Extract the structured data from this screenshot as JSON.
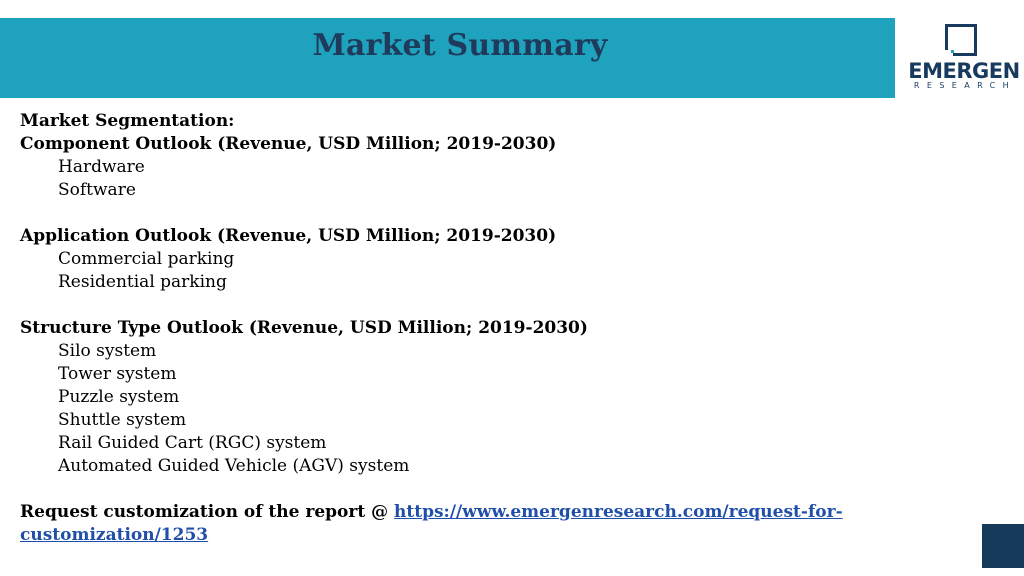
{
  "header": {
    "title": "Market Summary",
    "band_color": "#1fa2bd"
  },
  "logo": {
    "word": "EMERGEN",
    "sub": "RESEARCH"
  },
  "segmentation": {
    "heading": "Market Segmentation:",
    "component": {
      "title": "Component Outlook (Revenue, USD Million; 2019-2030)",
      "items": [
        "Hardware",
        "Software"
      ]
    },
    "application": {
      "title": "Application Outlook (Revenue, USD Million; 2019-2030)",
      "items": [
        "Commercial parking",
        "Residential parking"
      ]
    },
    "structure": {
      "title": "Structure Type Outlook (Revenue, USD Million; 2019-2030)",
      "items": [
        "Silo system",
        "Tower system",
        "Puzzle system",
        "Shuttle system",
        "Rail Guided Cart (RGC) system",
        "Automated Guided Vehicle (AGV) system"
      ]
    }
  },
  "request": {
    "prefix": "Request customization of the report @ ",
    "link_line1": "https://www.emergenresearch.com/request-for-",
    "link_line2": "customization/1253"
  },
  "colors": {
    "title": "#1f3a5a",
    "link": "#1f4fa8",
    "corner": "#163a59"
  }
}
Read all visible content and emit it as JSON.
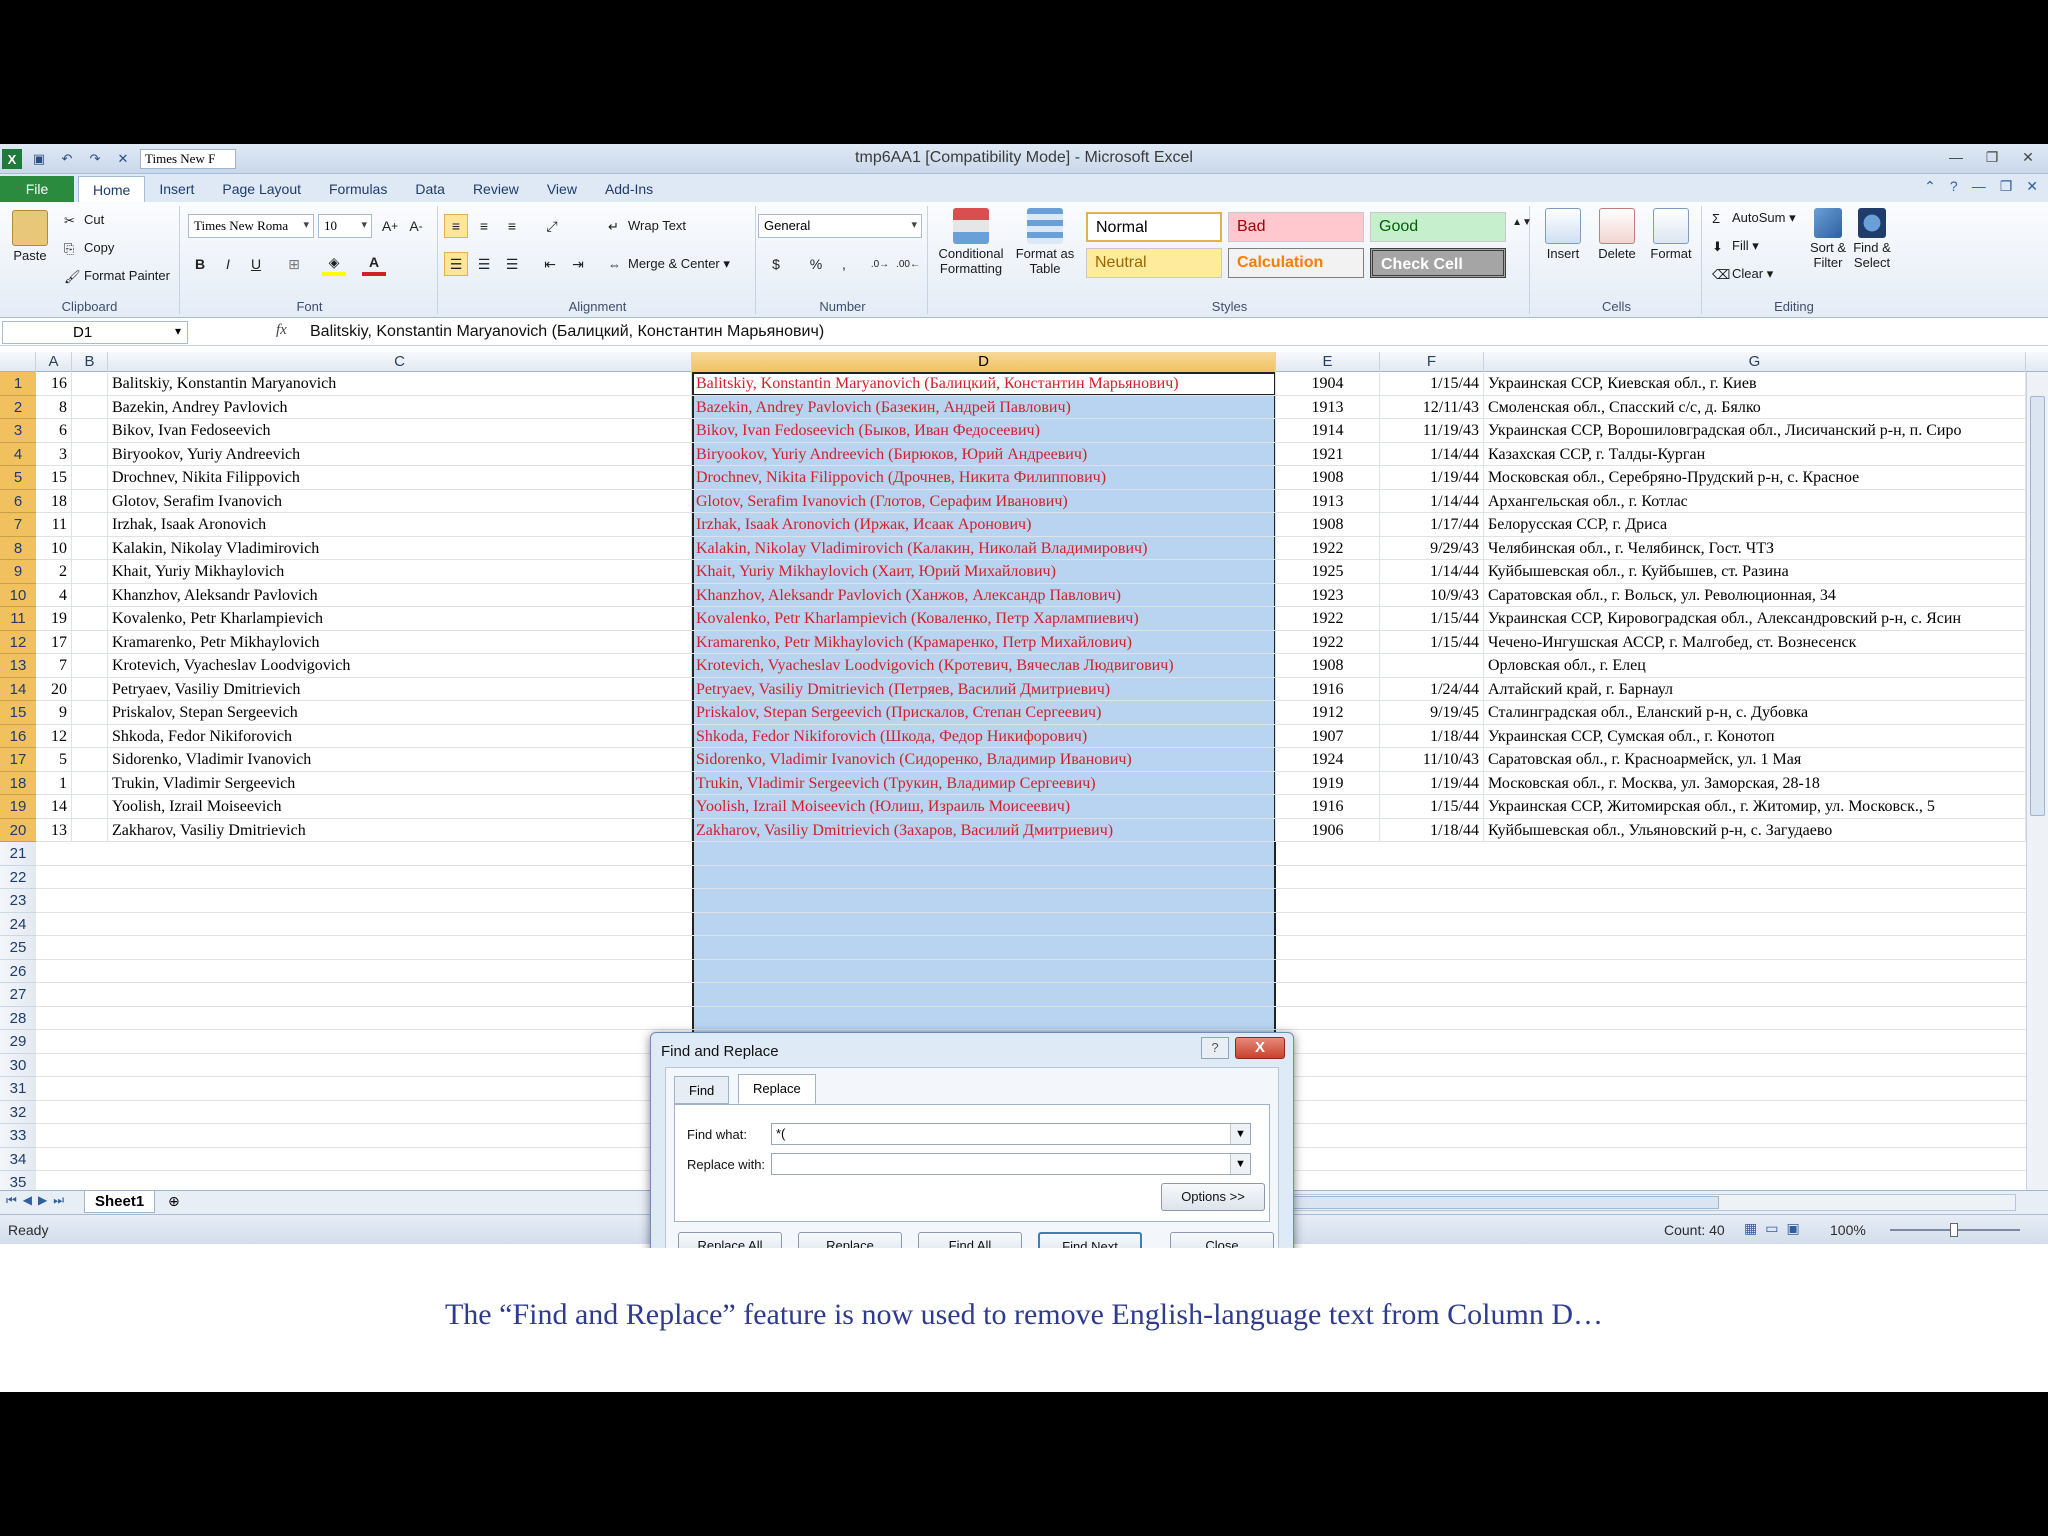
{
  "window": {
    "title": "tmp6AA1  [Compatibility Mode]  -  Microsoft Excel",
    "qat_font": "Times New F"
  },
  "ribbon_tabs": [
    "File",
    "Home",
    "Insert",
    "Page Layout",
    "Formulas",
    "Data",
    "Review",
    "View",
    "Add-Ins"
  ],
  "ribbon": {
    "clipboard": {
      "label": "Clipboard",
      "paste": "Paste",
      "cut": "Cut",
      "copy": "Copy",
      "format_painter": "Format Painter"
    },
    "font": {
      "label": "Font",
      "name": "Times New Roma",
      "size": "10"
    },
    "alignment": {
      "label": "Alignment",
      "wrap": "Wrap Text",
      "merge": "Merge & Center"
    },
    "number": {
      "label": "Number",
      "format": "General"
    },
    "styles": {
      "label": "Styles",
      "conditional": "Conditional Formatting",
      "format_table": "Format as Table",
      "normal": "Normal",
      "bad": "Bad",
      "good": "Good",
      "neutral": "Neutral",
      "calculation": "Calculation",
      "check_cell": "Check Cell"
    },
    "cells": {
      "label": "Cells",
      "insert": "Insert",
      "delete": "Delete",
      "format": "Format"
    },
    "editing": {
      "label": "Editing",
      "autosum": "AutoSum",
      "fill": "Fill",
      "clear": "Clear",
      "sort": "Sort & Filter",
      "find": "Find & Select"
    }
  },
  "formula_bar": {
    "name_box": "D1",
    "fx": "fx",
    "content": "Balitskiy, Konstantin Maryanovich (Балицкий, Константин Марьянович)"
  },
  "columns": [
    "A",
    "B",
    "C",
    "D",
    "E",
    "F",
    "G"
  ],
  "rows": [
    {
      "n": "1",
      "a": "16",
      "c": "Balitskiy, Konstantin Maryanovich",
      "d": "Balitskiy, Konstantin Maryanovich (Балицкий, Константин Марьянович)",
      "e": "1904",
      "f": "1/15/44",
      "g": "Украинская ССР, Киевская обл., г. Киев"
    },
    {
      "n": "2",
      "a": "8",
      "c": "Bazekin, Andrey Pavlovich",
      "d": "Bazekin, Andrey Pavlovich (Базекин, Андрей Павлович)",
      "e": "1913",
      "f": "12/11/43",
      "g": "Смоленская обл., Спасский с/с, д. Бялко"
    },
    {
      "n": "3",
      "a": "6",
      "c": "Bikov, Ivan Fedoseevich",
      "d": "Bikov, Ivan Fedoseevich (Быков, Иван Федосеевич)",
      "e": "1914",
      "f": "11/19/43",
      "g": "Украинская ССР, Ворошиловградская обл., Лисичанский р-н, п. Сиро"
    },
    {
      "n": "4",
      "a": "3",
      "c": "Biryookov, Yuriy Andreevich",
      "d": "Biryookov, Yuriy Andreevich (Бирюков, Юрий Андреевич)",
      "e": "1921",
      "f": "1/14/44",
      "g": "Казахская ССР, г. Талды-Курган"
    },
    {
      "n": "5",
      "a": "15",
      "c": "Drochnev, Nikita Filippovich",
      "d": "Drochnev, Nikita Filippovich (Дрочнев, Никита Филиппович)",
      "e": "1908",
      "f": "1/19/44",
      "g": "Московская обл., Серебряно-Прудский р-н, с. Красное"
    },
    {
      "n": "6",
      "a": "18",
      "c": "Glotov, Serafim Ivanovich",
      "d": "Glotov, Serafim Ivanovich (Глотов, Серафим Иванович)",
      "e": "1913",
      "f": "1/14/44",
      "g": "Архангельская обл., г. Котлас"
    },
    {
      "n": "7",
      "a": "11",
      "c": "Irzhak, Isaak Aronovich",
      "d": "Irzhak, Isaak Aronovich (Иржак, Исаак Аронович)",
      "e": "1908",
      "f": "1/17/44",
      "g": "Белорусская ССР, г. Дриса"
    },
    {
      "n": "8",
      "a": "10",
      "c": "Kalakin, Nikolay Vladimirovich",
      "d": "Kalakin, Nikolay Vladimirovich (Калакин, Николай Владимирович)",
      "e": "1922",
      "f": "9/29/43",
      "g": "Челябинская обл., г. Челябинск, Гост. ЧТЗ"
    },
    {
      "n": "9",
      "a": "2",
      "c": "Khait, Yuriy Mikhaylovich",
      "d": "Khait, Yuriy Mikhaylovich (Хаит, Юрий Михайлович)",
      "e": "1925",
      "f": "1/14/44",
      "g": "Куйбышевская обл., г. Куйбышев, ст. Разина"
    },
    {
      "n": "10",
      "a": "4",
      "c": "Khanzhov, Aleksandr Pavlovich",
      "d": "Khanzhov, Aleksandr Pavlovich (Ханжов, Александр Павлович)",
      "e": "1923",
      "f": "10/9/43",
      "g": "Саратовская обл., г. Вольск, ул. Революционная, 34"
    },
    {
      "n": "11",
      "a": "19",
      "c": "Kovalenko, Petr Kharlampievich",
      "d": "Kovalenko, Petr Kharlampievich (Коваленко, Петр Харлампиевич)",
      "e": "1922",
      "f": "1/15/44",
      "g": "Украинская ССР, Кировоградская обл., Александровский р-н, с. Ясин"
    },
    {
      "n": "12",
      "a": "17",
      "c": "Kramarenko, Petr Mikhaylovich",
      "d": "Kramarenko, Petr Mikhaylovich (Крамаренко, Петр Михайлович)",
      "e": "1922",
      "f": "1/15/44",
      "g": "Чечено-Ингушская АССР, г. Малгобед, ст. Вознесенск"
    },
    {
      "n": "13",
      "a": "7",
      "c": "Krotevich, Vyacheslav Loodvigovich",
      "d": "Krotevich, Vyacheslav Loodvigovich (Кротевич, Вячеслав Людвигович)",
      "e": "1908",
      "f": "",
      "g": "Орловская обл., г. Елец"
    },
    {
      "n": "14",
      "a": "20",
      "c": "Petryaev, Vasiliy Dmitrievich",
      "d": "Petryaev, Vasiliy Dmitrievich (Петряев, Василий Дмитриевич)",
      "e": "1916",
      "f": "1/24/44",
      "g": "Алтайский край, г. Барнаул"
    },
    {
      "n": "15",
      "a": "9",
      "c": "Priskalov, Stepan Sergeevich",
      "d": "Priskalov, Stepan Sergeevich (Прискалов, Степан Сергеевич)",
      "e": "1912",
      "f": "9/19/45",
      "g": "Сталинградская обл., Еланский р-н, с. Дубовка"
    },
    {
      "n": "16",
      "a": "12",
      "c": "Shkoda, Fedor Nikiforovich",
      "d": "Shkoda, Fedor Nikiforovich (Шкода, Федор Никифорович)",
      "e": "1907",
      "f": "1/18/44",
      "g": "Украинская ССР, Сумская обл., г. Конотоп"
    },
    {
      "n": "17",
      "a": "5",
      "c": "Sidorenko, Vladimir Ivanovich",
      "d": "Sidorenko, Vladimir Ivanovich (Сидоренко, Владимир Иванович)",
      "e": "1924",
      "f": "11/10/43",
      "g": "Саратовская обл., г. Красноармейск, ул. 1 Мая"
    },
    {
      "n": "18",
      "a": "1",
      "c": "Trukin, Vladimir Sergeevich",
      "d": "Trukin, Vladimir Sergeevich (Трукин, Владимир Сергеевич)",
      "e": "1919",
      "f": "1/19/44",
      "g": "Московская обл., г. Москва, ул. Заморская, 28-18"
    },
    {
      "n": "19",
      "a": "14",
      "c": "Yoolish, Izrail Moiseevich",
      "d": "Yoolish, Izrail Moiseevich (Юлиш, Израиль Моисеевич)",
      "e": "1916",
      "f": "1/15/44",
      "g": "Украинская ССР, Житомирская обл., г. Житомир, ул. Московск., 5"
    },
    {
      "n": "20",
      "a": "13",
      "c": "Zakharov, Vasiliy Dmitrievich",
      "d": "Zakharov, Vasiliy Dmitrievich (Захаров, Василий Дмитриевич)",
      "e": "1906",
      "f": "1/18/44",
      "g": "Куйбышевская обл., Ульяновский р-н, с. Загудаево"
    }
  ],
  "empty_rows": [
    "21",
    "22",
    "23",
    "24",
    "25",
    "26",
    "27",
    "28",
    "29",
    "30",
    "31",
    "32",
    "33",
    "34",
    "35"
  ],
  "sheet_tab": "Sheet1",
  "status": {
    "ready": "Ready",
    "count": "Count: 40",
    "zoom": "100%"
  },
  "dialog": {
    "title": "Find and Replace",
    "help": "?",
    "close": "X",
    "tabs": [
      "Find",
      "Replace"
    ],
    "find_label": "Find what:",
    "find_value": "*(",
    "replace_label": "Replace with:",
    "replace_value": "",
    "options": "Options >>",
    "replace_all": "Replace All",
    "replace": "Replace",
    "find_all": "Find All",
    "find_next": "Find Next",
    "close_button": "Close"
  },
  "caption": "The “Find and Replace” feature is now used to remove English-language text from Column D…",
  "colors": {
    "accent_selection": "#abcdef",
    "red_text": "#d2202a",
    "file_tab": "#2a8a3e"
  }
}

WHAT YOU WILL DO:
State how many lines above include the word "Nikiforovich", and nothing more.

TASK SOLUTION:
2